◆ **The problem**
Look through the lines below and state how many hold the word "kerja". Write only the number.

[Stored items]

>>>

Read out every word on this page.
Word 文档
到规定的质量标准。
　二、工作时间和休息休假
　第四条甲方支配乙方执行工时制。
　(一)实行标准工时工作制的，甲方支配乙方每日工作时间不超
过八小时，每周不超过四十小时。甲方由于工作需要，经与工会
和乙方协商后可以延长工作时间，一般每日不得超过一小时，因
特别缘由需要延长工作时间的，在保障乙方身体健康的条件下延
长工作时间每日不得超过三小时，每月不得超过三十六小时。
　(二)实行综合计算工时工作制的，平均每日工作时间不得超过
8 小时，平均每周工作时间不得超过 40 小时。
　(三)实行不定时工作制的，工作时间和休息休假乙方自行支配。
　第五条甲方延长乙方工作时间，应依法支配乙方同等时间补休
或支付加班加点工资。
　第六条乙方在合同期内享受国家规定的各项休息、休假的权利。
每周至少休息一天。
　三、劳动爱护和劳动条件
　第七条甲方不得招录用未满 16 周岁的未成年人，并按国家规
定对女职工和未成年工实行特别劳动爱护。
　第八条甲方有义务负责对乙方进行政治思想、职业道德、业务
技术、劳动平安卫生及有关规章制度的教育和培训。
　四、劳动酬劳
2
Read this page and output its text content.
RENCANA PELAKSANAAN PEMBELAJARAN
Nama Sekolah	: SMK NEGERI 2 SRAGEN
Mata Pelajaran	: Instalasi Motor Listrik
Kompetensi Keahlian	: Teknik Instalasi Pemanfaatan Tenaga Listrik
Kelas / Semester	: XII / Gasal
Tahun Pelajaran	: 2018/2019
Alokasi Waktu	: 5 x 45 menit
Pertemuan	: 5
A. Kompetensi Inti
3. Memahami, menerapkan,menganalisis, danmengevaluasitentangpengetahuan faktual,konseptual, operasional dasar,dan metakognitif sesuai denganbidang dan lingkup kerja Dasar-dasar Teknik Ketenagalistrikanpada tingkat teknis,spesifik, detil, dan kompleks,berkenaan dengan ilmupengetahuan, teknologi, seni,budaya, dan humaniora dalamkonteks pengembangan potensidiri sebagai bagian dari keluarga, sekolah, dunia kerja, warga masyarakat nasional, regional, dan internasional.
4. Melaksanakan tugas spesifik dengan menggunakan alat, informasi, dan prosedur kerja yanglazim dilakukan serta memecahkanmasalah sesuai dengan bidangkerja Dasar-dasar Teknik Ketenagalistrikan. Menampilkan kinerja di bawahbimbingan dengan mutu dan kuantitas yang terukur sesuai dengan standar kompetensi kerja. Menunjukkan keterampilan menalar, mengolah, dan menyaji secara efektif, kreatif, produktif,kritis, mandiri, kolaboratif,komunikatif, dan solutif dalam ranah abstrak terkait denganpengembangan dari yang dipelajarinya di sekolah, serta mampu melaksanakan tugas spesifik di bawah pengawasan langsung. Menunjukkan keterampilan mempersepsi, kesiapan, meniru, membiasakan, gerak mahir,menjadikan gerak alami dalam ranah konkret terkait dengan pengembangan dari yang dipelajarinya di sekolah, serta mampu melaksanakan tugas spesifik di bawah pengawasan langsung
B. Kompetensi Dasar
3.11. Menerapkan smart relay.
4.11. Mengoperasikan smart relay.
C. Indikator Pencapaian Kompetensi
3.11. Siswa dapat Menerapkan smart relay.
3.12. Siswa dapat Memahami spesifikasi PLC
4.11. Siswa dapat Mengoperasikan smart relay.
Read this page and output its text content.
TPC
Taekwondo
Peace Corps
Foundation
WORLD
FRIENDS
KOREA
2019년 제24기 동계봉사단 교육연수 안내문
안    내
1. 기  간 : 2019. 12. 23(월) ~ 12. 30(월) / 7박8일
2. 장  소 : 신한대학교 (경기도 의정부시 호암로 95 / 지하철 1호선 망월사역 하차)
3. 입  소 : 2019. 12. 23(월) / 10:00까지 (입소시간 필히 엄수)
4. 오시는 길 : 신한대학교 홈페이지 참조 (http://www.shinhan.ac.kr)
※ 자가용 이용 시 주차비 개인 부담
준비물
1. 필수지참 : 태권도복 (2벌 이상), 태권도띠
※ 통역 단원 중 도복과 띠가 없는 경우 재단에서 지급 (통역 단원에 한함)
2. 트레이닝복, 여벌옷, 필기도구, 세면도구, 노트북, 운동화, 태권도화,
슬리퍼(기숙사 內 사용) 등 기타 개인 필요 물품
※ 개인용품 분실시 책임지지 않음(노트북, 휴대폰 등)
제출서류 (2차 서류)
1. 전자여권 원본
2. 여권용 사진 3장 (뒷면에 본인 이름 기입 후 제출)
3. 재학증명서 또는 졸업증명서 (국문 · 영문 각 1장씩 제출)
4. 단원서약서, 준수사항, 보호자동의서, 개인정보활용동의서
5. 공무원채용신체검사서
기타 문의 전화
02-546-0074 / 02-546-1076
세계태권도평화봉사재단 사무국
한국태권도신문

<<<

◆ **Answer to this problem**
2